**Given task**
Render the lines starting at the one containing "text-line: A Dolores" and ending at the one containing "reference-code: FdR 857243 xyxy=(672,746,788,772)" as a numbered list, omitting any blank lines.

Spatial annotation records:
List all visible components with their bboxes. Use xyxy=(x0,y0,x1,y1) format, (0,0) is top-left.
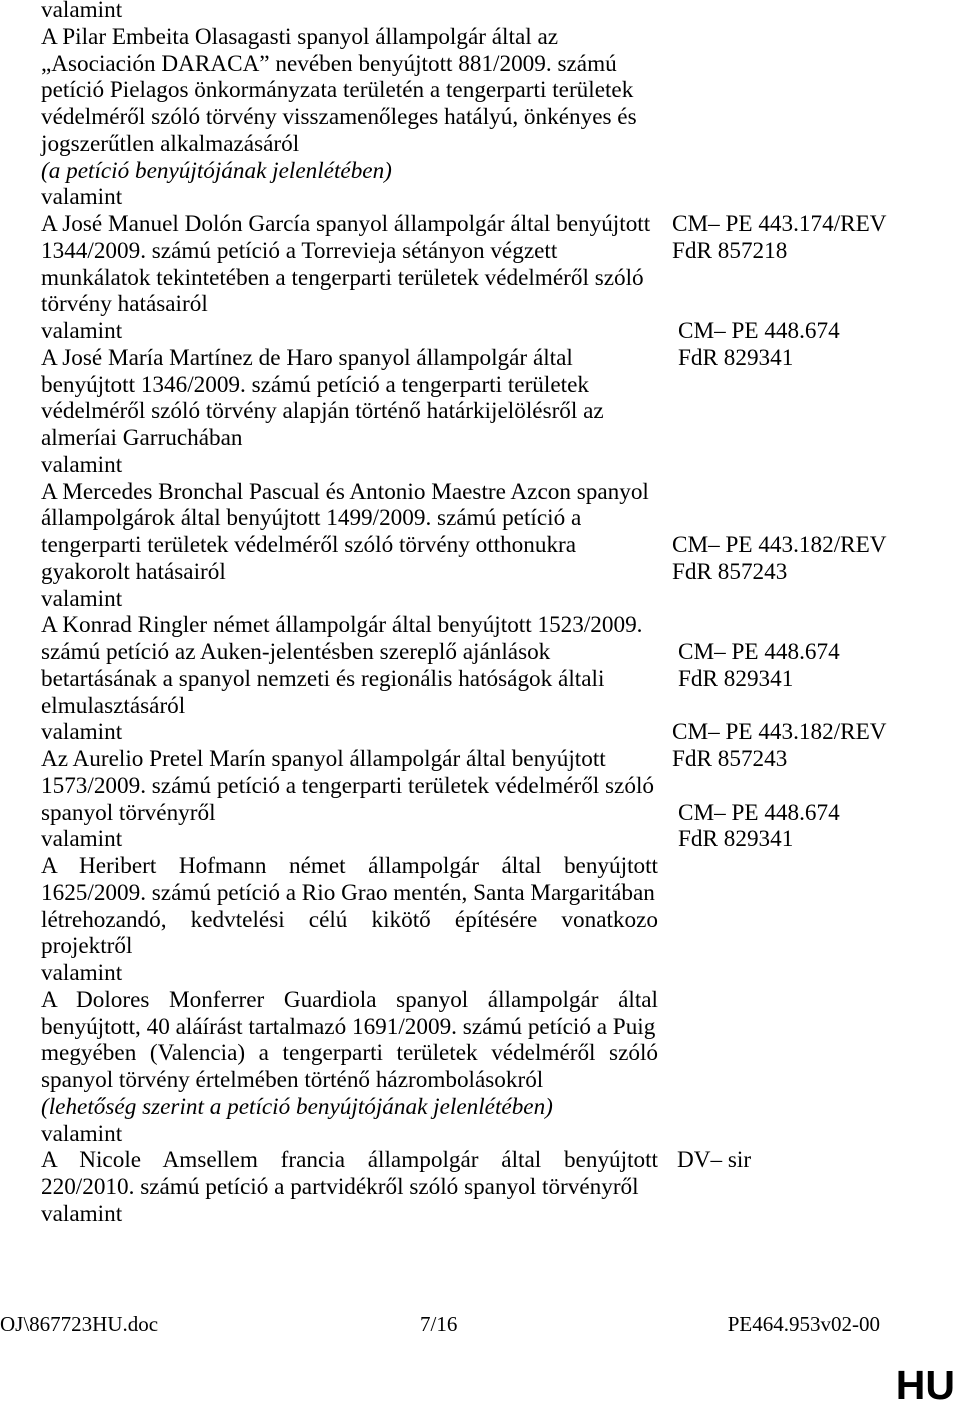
text-line: A Dolores Monferrer Guardiola spanyol állampolgár által xyxy=(41,986,658,1013)
text-line: A Nicole Amsellem francia állampolgár által benyújtott xyxy=(41,1147,658,1174)
text-line: számú petíció az Auken-jelentésben szereplő ajánlások xyxy=(41,639,551,665)
text-line: gyakorolt hatásairól xyxy=(41,558,226,585)
reference-code: FdR 857243 xyxy=(672,558,788,585)
text-line: valamint xyxy=(41,1120,123,1147)
text-row xyxy=(0,880,960,907)
text-line: petíció Pielagos önkormányzata területén a tengerparti területek xyxy=(41,77,634,104)
text-row xyxy=(0,960,960,987)
text-row xyxy=(0,425,960,452)
text-row xyxy=(0,586,960,613)
text-line: valamint xyxy=(41,0,123,23)
text-line: 1573/2009. számú petíció a tengerparti területek védelméről szóló xyxy=(41,772,654,799)
text-row xyxy=(0,1014,960,1041)
reference-code: CM– PE 448.674 xyxy=(678,799,840,826)
text-row xyxy=(0,1067,960,1094)
text-row xyxy=(0,666,960,693)
text-row xyxy=(0,1040,960,1067)
text-row xyxy=(0,1121,960,1148)
text-line: 1625/2009. számú petíció a Rio Grao mentén, Santa Margaritában xyxy=(41,879,655,906)
text-row xyxy=(0,1094,960,1121)
reference-code: CM– PE 448.674 xyxy=(678,318,840,344)
text-line: A Pilar Embeita Olasagasti spanyol állampolgár által az xyxy=(41,23,559,50)
text-row xyxy=(0,907,960,934)
text-row xyxy=(0,559,960,586)
text-line: A Heribert Hofmann német állampolgár által benyújtott xyxy=(41,853,658,879)
text-row xyxy=(0,853,960,880)
text-row xyxy=(0,158,960,185)
reference-code: CM– PE 443.182/REV xyxy=(672,532,887,558)
text-line: valamint xyxy=(41,318,123,344)
text-row xyxy=(0,131,960,158)
text-row xyxy=(0,987,960,1014)
text-row xyxy=(0,826,960,853)
text-row xyxy=(0,719,960,746)
text-line: valamint xyxy=(41,184,123,211)
text-line: védelméről szóló törvény visszamenőleges hatályú, önkényes és xyxy=(41,104,637,130)
text-line: spanyol törvényről xyxy=(41,799,216,826)
text-line: valamint xyxy=(41,1200,123,1227)
reference-code: FdR 857243 xyxy=(672,746,788,772)
text-line: A Konrad Ringler német állampolgár által benyújtott 1523/2009. xyxy=(41,612,643,639)
footer-file-name: OJ\867723HU.doc xyxy=(0,1312,159,1336)
text-row xyxy=(0,0,960,24)
text-line: valamint xyxy=(41,451,123,478)
reference-code: CM– PE 448.674 xyxy=(678,639,840,665)
text-line: állampolgárok által benyújtott 1499/2009. számú petíció a xyxy=(41,505,582,532)
text-line: tengerparti területek védelméről szóló törvény otthonukra xyxy=(41,532,577,558)
text-row xyxy=(0,505,960,532)
text-row xyxy=(0,372,960,399)
text-line: benyújtott, 40 aláírást tartalmazó 1691/2009. számú petíció a Puig xyxy=(41,1013,656,1040)
text-row xyxy=(0,612,960,639)
text-row xyxy=(0,933,960,960)
reference-code: CM– PE 443.182/REV xyxy=(672,719,887,746)
text-row xyxy=(0,639,960,666)
text-row xyxy=(0,532,960,559)
text-line: benyújtott 1346/2009. számú petíció a tengerparti területek xyxy=(41,371,589,398)
text-row xyxy=(0,1174,960,1201)
reference-code: FdR 829341 xyxy=(678,665,794,692)
text-line: betartásának a spanyol nemzeti és regionális hatóságok általi xyxy=(41,665,605,692)
text-line: projektről xyxy=(41,933,133,960)
text-row xyxy=(0,211,960,238)
text-line: Az Aurelio Pretel Marín spanyol állampolgár által benyújtott xyxy=(41,746,606,772)
text-row xyxy=(0,238,960,265)
text-line: létrehozandó, kedvtelési célú kikötő építésére vonatkozo xyxy=(41,906,658,933)
text-row xyxy=(0,773,960,800)
text-row xyxy=(0,479,960,506)
text-line: védelméről szóló törvény alapján történő határkijelölésről az xyxy=(41,398,604,425)
text-line: A Mercedes Bronchal Pascual és Antonio Maestre Azcon spanyol xyxy=(41,478,649,505)
text-row xyxy=(0,291,960,318)
italic-note-line: (lehetőség szerint a petíció benyújtójának jelenlétében) xyxy=(41,1093,553,1120)
text-row xyxy=(0,398,960,425)
text-row xyxy=(0,693,960,720)
footer-document-reference: PE464.953v02-00 xyxy=(727,1312,880,1336)
text-row xyxy=(0,345,960,372)
text-line: valamint xyxy=(41,960,123,986)
reference-code: CM– PE 443.174/REV xyxy=(672,211,887,237)
text-row xyxy=(0,318,960,345)
text-line: 220/2010. számú petíció a partvidékről szóló spanyol törvényről xyxy=(41,1174,639,1200)
text-line: megyében (Valencia) a tengerparti területek védelméről szóló xyxy=(41,1040,658,1067)
reference-code: DV– sir xyxy=(677,1147,752,1174)
text-row xyxy=(0,51,960,78)
italic-note-line: (a petíció benyújtójának jelenlétében) xyxy=(41,157,392,184)
text-row xyxy=(0,24,960,51)
text-row xyxy=(0,452,960,479)
text-row xyxy=(0,77,960,104)
reference-code: FdR 829341 xyxy=(678,826,794,853)
text-line: elmulasztásáról xyxy=(41,692,186,719)
text-row xyxy=(0,1201,960,1228)
text-line: A José María Martínez de Haro spanyol állampolgár által xyxy=(41,344,573,371)
text-row xyxy=(0,800,960,827)
text-line: „Asociación DARACA” nevében benyújtott 881/2009. számú xyxy=(41,50,617,77)
text-line: 1344/2009. számú petíció a Torrevieja sétányon végzett xyxy=(41,237,558,264)
text-line: A José Manuel Dolón García spanyol állampolgár által benyújtott xyxy=(41,211,651,237)
text-line: valamint xyxy=(41,585,123,612)
text-line: almeríai Garruchában xyxy=(41,425,243,451)
footer-page-number: 7/16 xyxy=(420,1312,458,1336)
text-line: törvény hatásairól xyxy=(41,291,208,318)
text-line: valamint xyxy=(41,826,123,853)
language-code: HU xyxy=(895,1362,955,1408)
text-row xyxy=(0,184,960,211)
text-line: munkálatok tekintetében a tengerparti területek védelméről szóló xyxy=(41,264,644,291)
text-line: valamint xyxy=(41,719,123,746)
reference-code: FdR 829341 xyxy=(678,344,794,371)
text-row xyxy=(0,746,960,773)
text-line: spanyol törvény értelmében történő házrombolásokról xyxy=(41,1067,544,1093)
reference-code: FdR 857218 xyxy=(672,237,788,264)
text-row xyxy=(0,265,960,292)
text-row xyxy=(0,104,960,131)
text-line: jogszerűtlen alkalmazásáról xyxy=(41,130,300,157)
text-row xyxy=(0,1147,960,1174)
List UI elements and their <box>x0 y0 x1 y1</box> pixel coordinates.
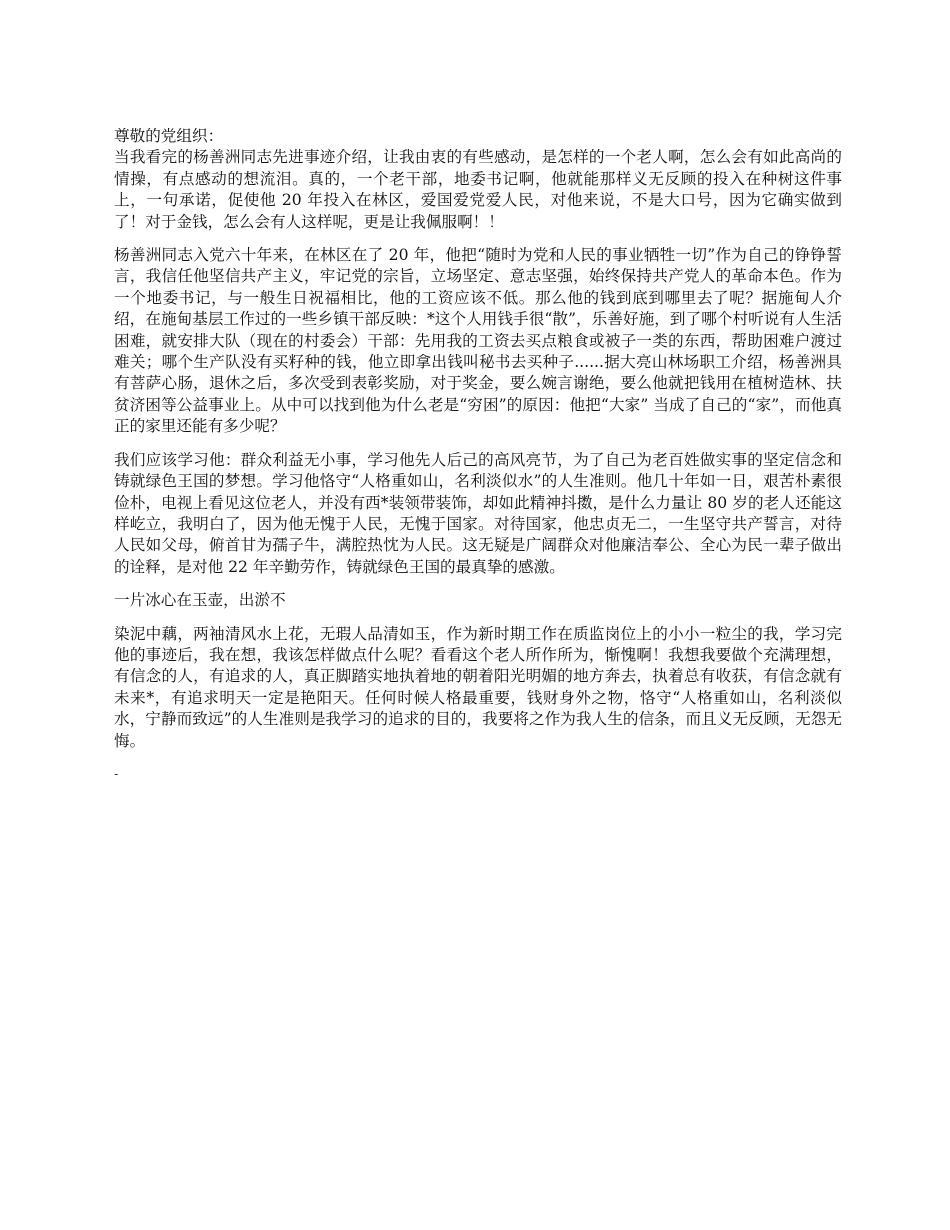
paragraph-5: 染泥中藕，两袖清风水上花，无瑕人品清如玉，作为新时期工作在质监岗位上的小小一粒尘的我，学习完他的事迹后，我在想，我该怎样做点什么呢？看看这个老人所作所为，惭愧啊！我想我要做个充满理想，有信念的人，有追求的人，真正脚踏实地执着地的朝着阳光明媚的地方奔去，执着总有收获，有信念就有未来*，有追求明天一定是艳阳天。任何时候人格最重要，钱财身外之物，恪守“人格重如山，名利淡似水，宁静而致远”的人生准则是我学习的追求的目的，我要将之作为我人生的信条，而且义无反顾，无怨无悔。 <box>114 624 842 750</box>
document-body <box>114 126 842 785</box>
trailing-dash: - <box>114 766 119 781</box>
paragraph-3: 我们应该学习他：群众利益无小事，学习他先人后己的高风亮节，为了自己为老百姓做实事的坚定信念和铸就绿色王国的梦想。学习他恪守“人格重如山，名利淡似水”的人生准则。他几十年如一日，艰苦朴素很俭朴，电视上看见这位老人，并没有西*装领带装饰，却如此精神抖擞，是什么力量让 80 岁的老人还能这样屹立，我明白了，因为他无愧于人民，无愧于国家。对待国家，他忠贞无二，一生坚守共产誓言，对待人民如父母，俯首甘为孺子牛，满腔热忱为人民。这无疑是广阔群众对他廉洁奉公、全心为民一辈子做出的诠释，是对他 22 年辛勤劳作，铸就绿色王国的最真挚的感激。 <box>114 450 842 576</box>
paragraph-1: 当我看完的杨善洲同志先进事迹介绍，让我由衷的有些感动，是怎样的一个老人啊，怎么会有如此高尚的情操，有点感动的想流泪。真的，一个老干部，地委书记啊，他就能那样义无反顾的投入在种树这件事上，一句承诺，促使他 20 年投入在林区，爱国爱党爱人民，对他来说，不是大口号，因为它确实做到了！对于金钱，怎么会有人这样呢，更是让我佩服啊！！ <box>114 148 842 231</box>
paragraph-4: 一片冰心在玉壶，出淤不 <box>114 591 286 610</box>
paragraph-2: 杨善洲同志入党六十年来，在林区在了 20 年，他把“随时为党和人民的事业牺牲一切”作为自己的铮铮誓言，我信任他坚信共产主义，牢记党的宗旨，立场坚定、意志坚强，始终保持共产党人的革命本色。作为一个地委书记，与一般生日祝福相比，他的工资应该不低。那么他的钱到底到哪里去了呢？据施甸人介绍，在施甸基层工作过的一些乡镇干部反映：*这个人用钱手很“散”，乐善好施，到了哪个村听说有人生活困难，就安排大队（现在的村委会）干部：先用我的工资去买点粮食或被子一类的东西，帮助困难户渡过难关；哪个生产队没有买籽种的钱，他立即拿出钱叫秘书去买种子......据大亮山林场职工介绍，杨善洲具有菩萨心肠，退休之后，多次受到表彰奖励，对于奖金，要么婉言谢绝，要么他就把钱用在植树造林、扶贫济困等公益事业上。从中可以找到他为什么老是“穷困”的原因：他把“大家” 当成了自己的“家”，而他真正的家里还能有多少呢？ <box>114 246 842 436</box>
greeting: 尊敬的党组织： <box>114 127 224 145</box>
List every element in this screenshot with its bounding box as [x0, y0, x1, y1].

**The solution**
1. text-line: A Dolores Monferrer Guardiola spanyol állampolgár által xyxy=(41,986,658,1013)
2. text-line: A Nicole Amsellem francia állampolgár által benyújtott xyxy=(41,1147,658,1174)
3. text-line: számú petíció az Auken-jelentésben szereplő ajánlások xyxy=(41,639,551,665)
4. text-line: gyakorolt hatásairól xyxy=(41,558,226,585)
5. reference-code: FdR 857243 xyxy=(672,558,788,585)
6. text-line: valamint xyxy=(41,1120,123,1147)
7. text-row xyxy=(0,880,960,907)
8. text-line: petíció Pielagos önkormányzata területén a tengerparti területek xyxy=(41,77,634,104)
9. text-row xyxy=(0,960,960,987)
10. text-row xyxy=(0,425,960,452)
11. text-row xyxy=(0,586,960,613)
12. text-line: valamint xyxy=(41,0,123,23)
13. text-line: 1573/2009. számú petíció a tengerparti területek védelméről szóló xyxy=(41,772,654,799)
14. text-row xyxy=(0,1014,960,1041)
15. reference-code: CM– PE 448.674 xyxy=(678,799,840,826)
16. text-row xyxy=(0,1067,960,1094)
17. text-row xyxy=(0,666,960,693)
18. text-row xyxy=(0,1040,960,1067)
19. text-row xyxy=(0,1121,960,1148)
20. text-line: 1625/2009. számú petíció a Rio Grao mentén, Santa Margaritában xyxy=(41,879,655,906)
21. text-row xyxy=(0,1094,960,1121)
22. reference-code: CM– PE 448.674 xyxy=(678,318,840,344)
23. text-line: A Pilar Embeita Olasagasti spanyol állampolgár által az xyxy=(41,23,559,50)
24. text-row xyxy=(0,907,960,934)
25. text-row xyxy=(0,559,960,586)
26. text-line: A Heribert Hofmann német állampolgár által benyújtott xyxy=(41,853,658,879)
27. text-row xyxy=(0,853,960,880)
28. text-row xyxy=(0,158,960,185)
29. reference-code: CM– PE 443.182/REV xyxy=(672,532,887,558)
30. text-line: valamint xyxy=(41,318,123,344)
31. text-row xyxy=(0,131,960,158)
32. text-row xyxy=(0,987,960,1014)
33. text-row xyxy=(0,826,960,853)
34. text-row xyxy=(0,719,960,746)
35. text-line: valamint xyxy=(41,184,123,211)
36. text-line: védelméről szóló törvény visszamenőleges hatályú, önkényes és xyxy=(41,104,637,130)
37. text-line: spanyol törvényről xyxy=(41,799,216,826)
38. text-line: valamint xyxy=(41,1200,123,1227)
39. reference-code: FdR 857243 xyxy=(672,746,788,772)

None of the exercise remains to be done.